▶ [Supplied text]
........

SUZUKI V-STROM 650XT ON (AND OFF) THE ROAD WITH SUZY WORDS THE BEAR/ STUART WOODBURY PHOTOS THE BEAR/ NICK WOOD

“Independence is happiness.”
Susan B. Anthony

1. Puckapunyal

Royal Australian Armoured Corps Memorial & Army Tank Museum Hopkins Barracks, Puckapunyal Military Area, VIC 3662 03 5735 7285 www.armytankmuseum.com.au Open: Tues to Fri 10am to 5pm. Last weekend of each month and VIC public holiday weekends (Saturday – Monday) 10am to 4pm. VIC school holidays commencing on the first Sunday 10am to 4pm. Closed: 22 December to 1st January inclusive and ANZAC Day.

About 10km off the Hume Freeway, the museum is (forgive the implied sexism) a bloke’s techy paradise. It’s not so much about war as about fascinating war machines, including representation from Russia.

2. Glenrowan

Tourist information: Kate’s Cottage, Old Hume Highway. 03 5766 2448, www.wangaratta.vic.gov.au Just off the Hume Freeway on a tourist loop, Glenrowan is dominated in every way by Ned Kelly. Rather kitschy museums and walks are all over the place.

There is even a Big Ned looking ready to stand off the traps again with his armour and his rifle.

Wine and other local produce is available; relatively expensive coffee shops abound. Consider a loop through the Warby Ranges, where you have the option of tar or good, graded dirt.

3. Chiltern

Tourist information: 30 Main Street, 03 5726 1611. The road through Chiltern makes a nice shortcut up to the Murray and to Rutherglen. The town itself is very pretty in a Colonial way with some nice things to look at including (little) museums like Stephen’s Motor Museum. There is a good café, but only 91 fuel is available, and the petrol station only takes cash.

........

▶ [Problem 1]
In the motorcycle touring text, what is the only fuel grade available in Chiltern?
▶ [Problem 2]
Copy the motorcycle touring text from "3. Chiltern" to "only takes cash.", replacing "pretty" with "charming".
The data that comes next has no connection to the motorcycle touring text.

▶ [Data listing]
........

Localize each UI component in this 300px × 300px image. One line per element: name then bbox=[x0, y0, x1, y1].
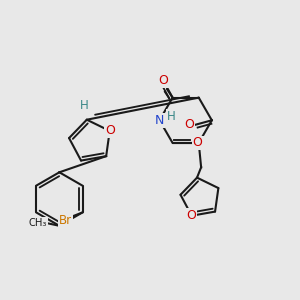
Text: H: H bbox=[167, 110, 175, 123]
Text: N: N bbox=[194, 136, 203, 149]
Text: CH₃: CH₃ bbox=[29, 218, 47, 228]
Text: H: H bbox=[80, 99, 88, 112]
Text: O: O bbox=[105, 124, 115, 137]
Text: Br: Br bbox=[59, 214, 72, 227]
Text: O: O bbox=[193, 136, 202, 149]
Text: N: N bbox=[155, 114, 164, 127]
Text: O: O bbox=[187, 209, 196, 222]
Text: O: O bbox=[158, 74, 168, 87]
Text: O: O bbox=[184, 118, 194, 131]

........

▶ [Task result 1]
91

▶ [Task result 2]
3. Chiltern

Tourist information: 30 Main Street, 03 5726 1611. The road through Chiltern makes a nice shortcut up to the Murray and to Rutherglen. The town itself is very charming in a Colonial way with some nice things to look at including (little) museums like Stephen’s Motor Museum. There is a good café, but only 91 fuel is available, and the petrol station only takes cash.